REQUIRED WORK:
Tally every line of the listing below that holds "religiosos", then give the tally alone.

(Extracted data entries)
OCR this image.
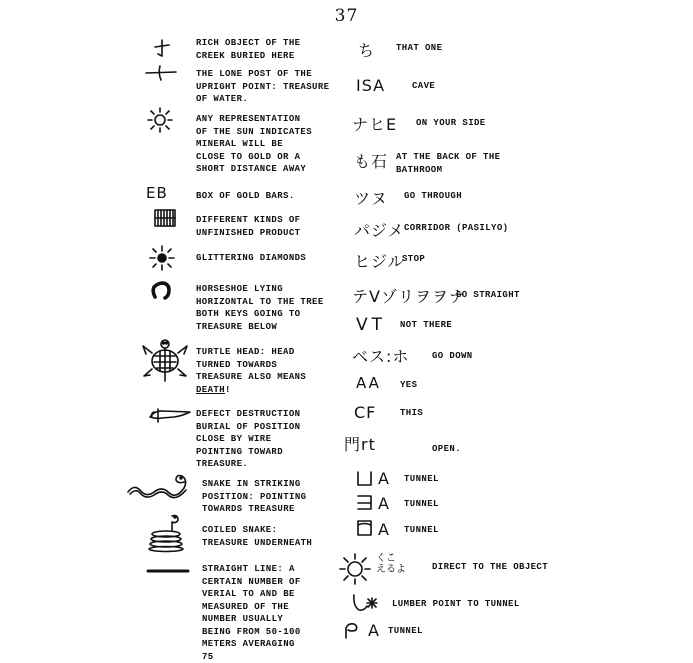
37
EB

RICH OBJECT OF THE
CREEK BURIED HERE

THE LONE POST OF THE
UPRIGHT POINT: TREASURE
OF WATER.

ANY REPRESENTATION
OF THE SUN INDICATES
MINERAL WILL BE
CLOSE TO GOLD OR A
SHORT DISTANCE AWAY

BOX OF GOLD BARS.

DIFFERENT KINDS OF
UNFINISHED PRODUCT

GLITTERING DIAMONDS

HORSESHOE LYING
HORIZONTAL TO THE TREE
BOTH KEYS GOING TO
TREASURE BELOW

TURTLE HEAD: HEAD
TURNED TOWARDS
TREASURE ALSO MEANS
DEATH!

DEFECT DESTRUCTION
BURIAL OF POSITION
CLOSE BY WIRE
POINTING TOWARD
TREASURE.

SNAKE IN STRIKING
POSITION: POINTING
TOWARDS TREASURE

COILED SNAKE:
TREASURE UNDERNEATH

STRAIGHT LINE: A
CERTAIN NUMBER OF
VERIAL TO AND BE
MEASURED OF THE
NUMBER USUALLY
BEING FROM 50-100
METERS AVERAGING
75

ち
ISA
ナヒE
も石
ツヌ
パジメ
ヒジル
テVゾリヲヲナ
VT
ベス:ホ
AA
CF
門rt
A
A
A
くこ
えるよ
A

THAT ONE

CAVE

ON YOUR SIDE

AT THE BACK OF THE
BATHROOM

GO THROUGH

CORRIDOR (PASILYO)

STOP

GO STRAIGHT

NOT THERE

GO DOWN

YES

THIS

OPEN.

TUNNEL

TUNNEL

TUNNEL

DIRECT TO THE OBJECT

LUMBER POINT TO TUNNEL

TUNNEL
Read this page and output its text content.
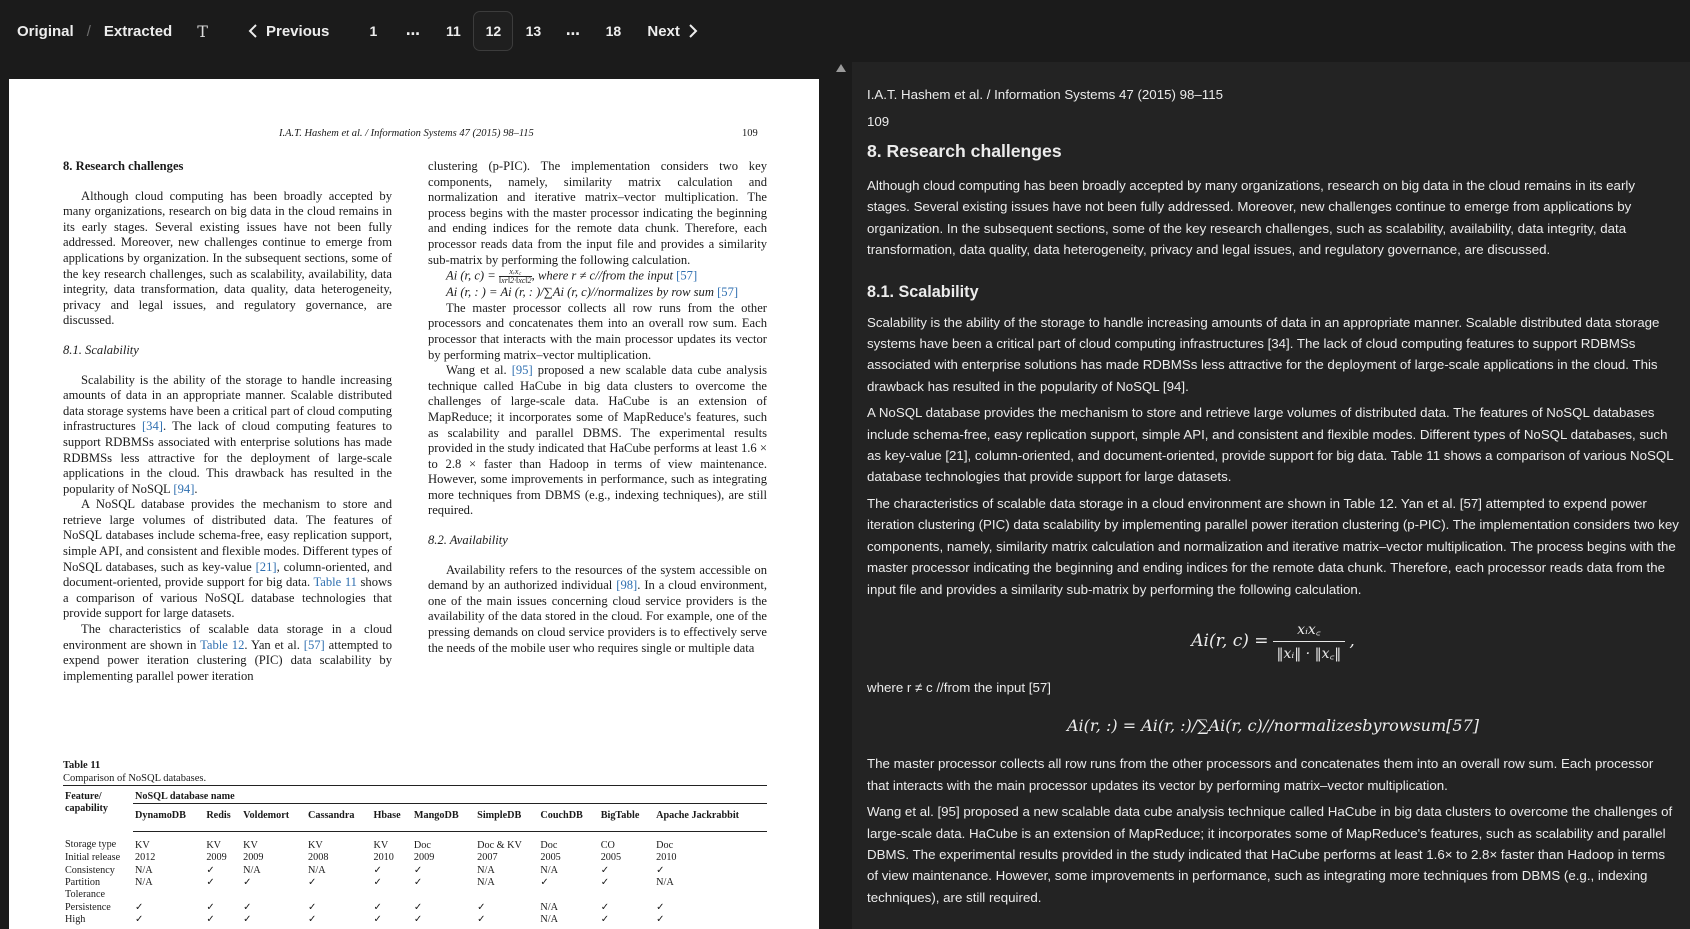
Original / Extracted T	Previous	1	…	11	12	13	…	18	Next
I.A.T. Hashem et al. / Information Systems 47 (2015) 98–115	109
8. Research challenges

Although cloud computing has been broadly accepted by many organizations, research on big data in the cloud remains in its early stages. Several existing issues have not been fully addressed. Moreover, new challenges continue to emerge from applications by organization. In the subsequent sections, some of the key research challenges, such as scalability, availability, data integrity, data transformation, data quality, data heterogeneity, privacy and legal issues, and regulatory governance, are discussed.

8.1. Scalability

Scalability is the ability of the storage to handle increasing amounts of data in an appropriate manner. Scalable distributed data storage systems have been a critical part of cloud computing infrastructures [34]. The lack of cloud computing features to support RDBMSs associated with enterprise solutions has made RDBMSs less attractive for the deployment of large-scale applications in the cloud. This drawback has resulted in the popularity of NoSQL [94].

A NoSQL database provides the mechanism to store and retrieve large volumes of distributed data. The features of NoSQL databases include schema-free, easy replication support, simple API, and consistent and flexible modes. Different types of NoSQL databases, such as key-value [21], column-oriented, and document-oriented, provide support for big data. Table 11 shows a comparison of various NoSQL database technologies that provide support for large datasets.

The characteristics of scalable data storage in a cloud environment are shown in Table 12. Yan et al. [57] attempted to expend power iteration clustering (PIC) data scalability by implementing parallel power iteration

clustering (p-PIC). The implementation considers two key components, namely, similarity matrix calculation and normalization and iterative matrix–vector multiplication. The process begins with the master processor indicating the beginning and ending indices for the remote data chunk. Therefore, each processor reads data from the input file and provides a similarity sub-matrix by performing the following calculation.

Ai (r, c) =	xᵣx꜀
‖xr‖2·‖xc‖2 , where r ≠ c//from the input [57]
Ai (r, : ) = Ai (r, : )/∑Ai (r, c)//normalizes by row sum [57]

The master processor collects all row runs from the other processors and concatenates them into an overall row sum. Each processor that interacts with the main processor updates its vector by performing matrix–vector multiplication.

Wang et al. [95] proposed a new scalable data cube analysis technique called HaCube in big data clusters to overcome the challenges of large-scale data. HaCube is an extension of MapReduce; it incorporates some of MapReduce's features, such as scalability and parallel DBMS. The experimental results provided in the study indicated that HaCube performs at least 1.6 × to 2.8 × faster than Hadoop in terms of view maintenance. However, some improvements in performance, such as integrating more techniques from DBMS (e.g., indexing techniques), are still required.

8.2. Availability

Availability refers to the resources of the system accessible on demand by an authorized individual [98]. In a cloud environment, one of the main issues concerning cloud service providers is the availability of the data stored in the cloud. For example, one of the pressing demands on cloud service providers is to effectively serve the needs of the mobile user who requires single or multiple data

Table 11
Comparison of NoSQL databases.
Feature/ capability	NoSQL database name									
	DynamoDB	Redis	Voldemort	Cassandra	Hbase	MangoDB	SimpleDB	CouchDB	BigTable	Apache Jackrabbit
Storage type	KV	KV	KV	KV	KV	Doc	Doc & KV	Doc	CO	Doc
Initial release	2012	2009	2009	2008	2010	2009	2007	2005	2005	2010
Consistency	N/A	✓	N/A	N/A	✓	✓	N/A	N/A	✓	✓
Partition Tolerance	N/A	✓	✓	✓	✓	✓	N/A	✓	✓	N/A
Persistence	✓	✓	✓	✓	✓	✓	✓	N/A	✓	✓
High	✓	✓	✓	✓	✓	✓	✓	N/A	✓	✓
I.A.T. Hashem et al. / Information Systems 47 (2015) 98–115
109
8. Research challenges
Although cloud computing has been broadly accepted by many organizations, research on big data in the cloud remains in its early stages. Several existing issues have not been fully addressed. Moreover, new challenges continue to emerge from applications by organization. In the subsequent sections, some of the key research challenges, such as scalability, availability, data integrity, data transformation, data quality, data heterogeneity, privacy and legal issues, and regulatory governance, are discussed.
8.1. Scalability
Scalability is the ability of the storage to handle increasing amounts of data in an appropriate manner. Scalable distributed data storage systems have been a critical part of cloud computing infrastructures [34]. The lack of cloud computing features to support RDBMSs associated with enterprise solutions has made RDBMSs less attractive for the deployment of large-scale applications in the cloud. This drawback has resulted in the popularity of NoSQL [94].
A NoSQL database provides the mechanism to store and retrieve large volumes of distributed data. The features of NoSQL databases include schema-free, easy replication support, simple API, and consistent and flexible modes. Different types of NoSQL databases, such as key-value [21], column-oriented, and document-oriented, provide support for big data. Table 11 shows a comparison of various NoSQL database technologies that provide support for large datasets.
The characteristics of scalable data storage in a cloud environment are shown in Table 12. Yan et al. [57] attempted to expend power iteration clustering (PIC) data scalability by implementing parallel power iteration clustering (p-PIC). The implementation considers two key components, namely, similarity matrix calculation and normalization and iterative matrix–vector multiplication. The process begins with the master processor indicating the beginning and ending indices for the remote data chunk. Therefore, each processor reads data from the input file and provides a similarity sub-matrix by performing the following calculation.
Ai(r, $c) = \frac{\text{xᵢx꜀}}{\text{‖xᵢ‖ · ‖x꜀‖}}$ ,
where r ≠ c //from the input [57]
Ai(r, :) = Ai(r, :)/∑Ai(r, c)//normalizesbyrowsum[57]
The master processor collects all row runs from the other processors and concatenates them into an overall row sum. Each processor that interacts with the main processor updates its vector by performing matrix–vector multiplication.
Wang et al. [95] proposed a new scalable data cube analysis technique called HaCube in big data clusters to overcome the challenges of large-scale data. HaCube is an extension of MapReduce; it incorporates some of MapReduce's features, such as scalability and parallel DBMS. The experimental results provided in the study indicated that HaCube performs at least 1.6× to 2.8× faster than Hadoop in terms of view maintenance. However, some improvements in performance, such as integrating more techniques from DBMS (e.g., indexing techniques), are still required.
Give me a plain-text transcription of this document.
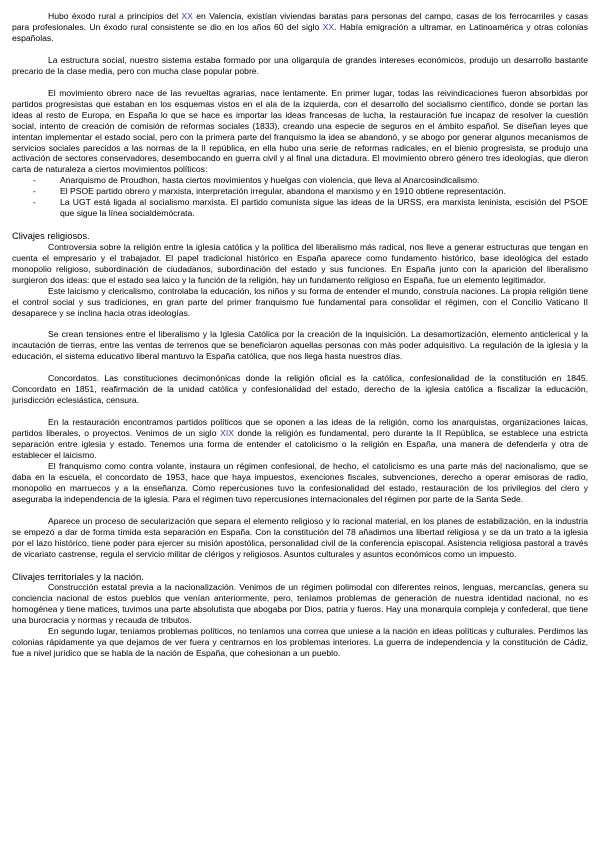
Hubo éxodo rural a principios del XX en Valencia, existían viviendas baratas para personas del campo, casas de los ferrocarriles y casas para profesionales. Un éxodo rural consistente se dio en los años 60 del siglo XX. Había emigración a ultramar, en Latinoamérica y otras colonias españolas.

La estructura social, nuestro sistema estaba formado por una oligarquía de grandes intereses económicos, produjo un desarrollo bastante precario de la clase media, pero con mucha clase popular pobre.

El movimiento obrero nace de las revueltas agrarias, nace lentamente. En primer lugar, todas las reivindicaciones fueron absorbidas por partidos progresistas que estaban en los esquemas vistos en el ala de la izquierda, con el desarrollo del socialismo científico, donde se portan las ideas al resto de Europa, en España lo que se hace es importar las ideas francesas de lucha, la restauración fue incapaz de resolver la cuestión social, intento de creación de comisión de reformas sociales (1833), creando una especie de seguros en el ámbito español. Se diseñan leyes que intentan implementar el estado social, pero con la primera parte del franquismo la idea se abandonó, y se abogo por generar algunos mecanismos de servicios sociales parecidos a las normas de la II república, en ella hubo una serie de reformas radicales, en el bienio progresista, se produjo una activación de sectores conservadores, desembocando en guerra civil y al final una dictadura. El movimiento obrero género tres ideologías, que dieron carta de naturaleza a ciertos movimientos políticos:

-	Anarquismo de Proudhon, hasta ciertos movimientos y huelgas con violencia, que lleva al Anarcosindicalismo.
-	El PSOE partido obrero y marxista, interpretación irregular, abandona el marxismo y en 1910 obtiene representación.
-	La UGT está ligada al socialismo marxista. El partido comunista sigue las ideas de la URSS, era marxista leninista, escisión del PSOE que sigue la línea socialdemócrata.

Clivajes religiosos.

Controversia sobre la religión entre la iglesia católica y la política del liberalismo más radical, nos lleve a generar estructuras que tengan en cuenta el empresario y el trabajador. El papel tradicional histórico en España aparece como fundamento histórico, base ideológica del estado monopolio religioso, subordinación de ciudadanos, subordinación del estado y sus funciones. En España junto con la aparición del liberalismo surgieron dos ideas: que el estado sea laico y la función de la religión, hay un fundamento religioso en España, fue un elemento legitimador.

Este laicismo y clericalismo, controlaba la educación, los niños y su forma de entender el mundo, construía naciones. La propia religión tiene el control social y sus tradiciones, en gran parte del primer franquismo fue fundamental para consolidar el régimen, con el Concilio Vaticano II desaparece y se inclina hacia otras ideologías.

Se crean tensiones entre el liberalismo y la Iglesia Católica por la creación de la inquisición. La desamortización, elemento anticlerical y la incautación de tierras, entre las ventas de terrenos que se beneficiaron aquellas personas con más poder adquisitivo. La regulación de la iglesia y la educación, el sistema educativo liberal mantuvo la España católica, que nos llega hasta nuestros días.

Concordatos. Las constituciones decimonónicas donde la religión oficial es la católica, confesionalidad de la constitución en 1845. Concordato en 1851, reafirmación de la unidad católica y confesionalidad del estado, derecho de la iglesia católica a fiscalizar la educación, jurisdicción eclesiástica, censura.

En la restauración encontramos partidos políticos que se oponen a las ideas de la religión, como los anarquistas, organizaciones laicas, partidos liberales, o proyectos. Venimos de un siglo XIX donde la religión es fundamental, pero durante la II República, se establece una estricta separación entre iglesia y estado. Tenemos una forma de entender el catolicismo o la religión en España, una manera de defenderla y otra de establecer el laicismo.

El franquismo como contra volante, instaura un régimen confesional, de hecho, el catolicismo es una parte más del nacionalismo, que se daba en la escuela, el concordato de 1953, hace que haya impuestos, exenciones fiscales, subvenciones, derecho a operar emisoras de radio, monopolio en marruecos y a la enseñanza. Como repercusiones tuvo la confesionalidad del estado, restauración de los privilegios del clero y aseguraba la independencia de la iglesia. Para el régimen tuvo repercusiones internacionales del régimen por parte de la Santa Sede.

Aparece un proceso de secularización que separa el elemento religioso y lo racional material, en los planes de estabilización, en la industria se empezó a dar de forma tímida esta separación en España. Con la constitución del 78 añadimos una libertad religiosa y se da un trato a la iglesia por el lazo histórico, tiene poder para ejercer su misión apostólica, personalidad civil de la conferencia episcopal. Asistencia religiosa pastoral a través de vicariato castrense, regula el servicio militar de clérigos y religiosos. Asuntos culturales y asuntos económicos como un impuesto.

Clivajes territoriales y la nación.

Construcción estatal previa a la nacionalización. Venimos de un régimen polimodal con diferentes reinos, lenguas, mercancías, genera su conciencia nacional de estos pueblos que venían anteriormente, pero, teníamos problemas de generación de nuestra identidad nacional, no es homogénea y tiene matices, tuvimos una parte absolutista que abogaba por Dios, patria y fueros. Hay una monarquía compleja y confederal, que tiene una burocracia y normas y recauda de tributos.

En segundo lugar, teníamos problemas políticos, no teníamos una correa que uniese a la nación en ideas políticas y culturales. Perdimos las colonias rápidamente ya que dejamos de ver fuera y centrarnos en los problemas interiores. La guerra de independencia y la constitución de Cádiz, fue a nivel jurídico que se habla de la nación de España, que cohesionan a un pueblo.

RESPONSE:
2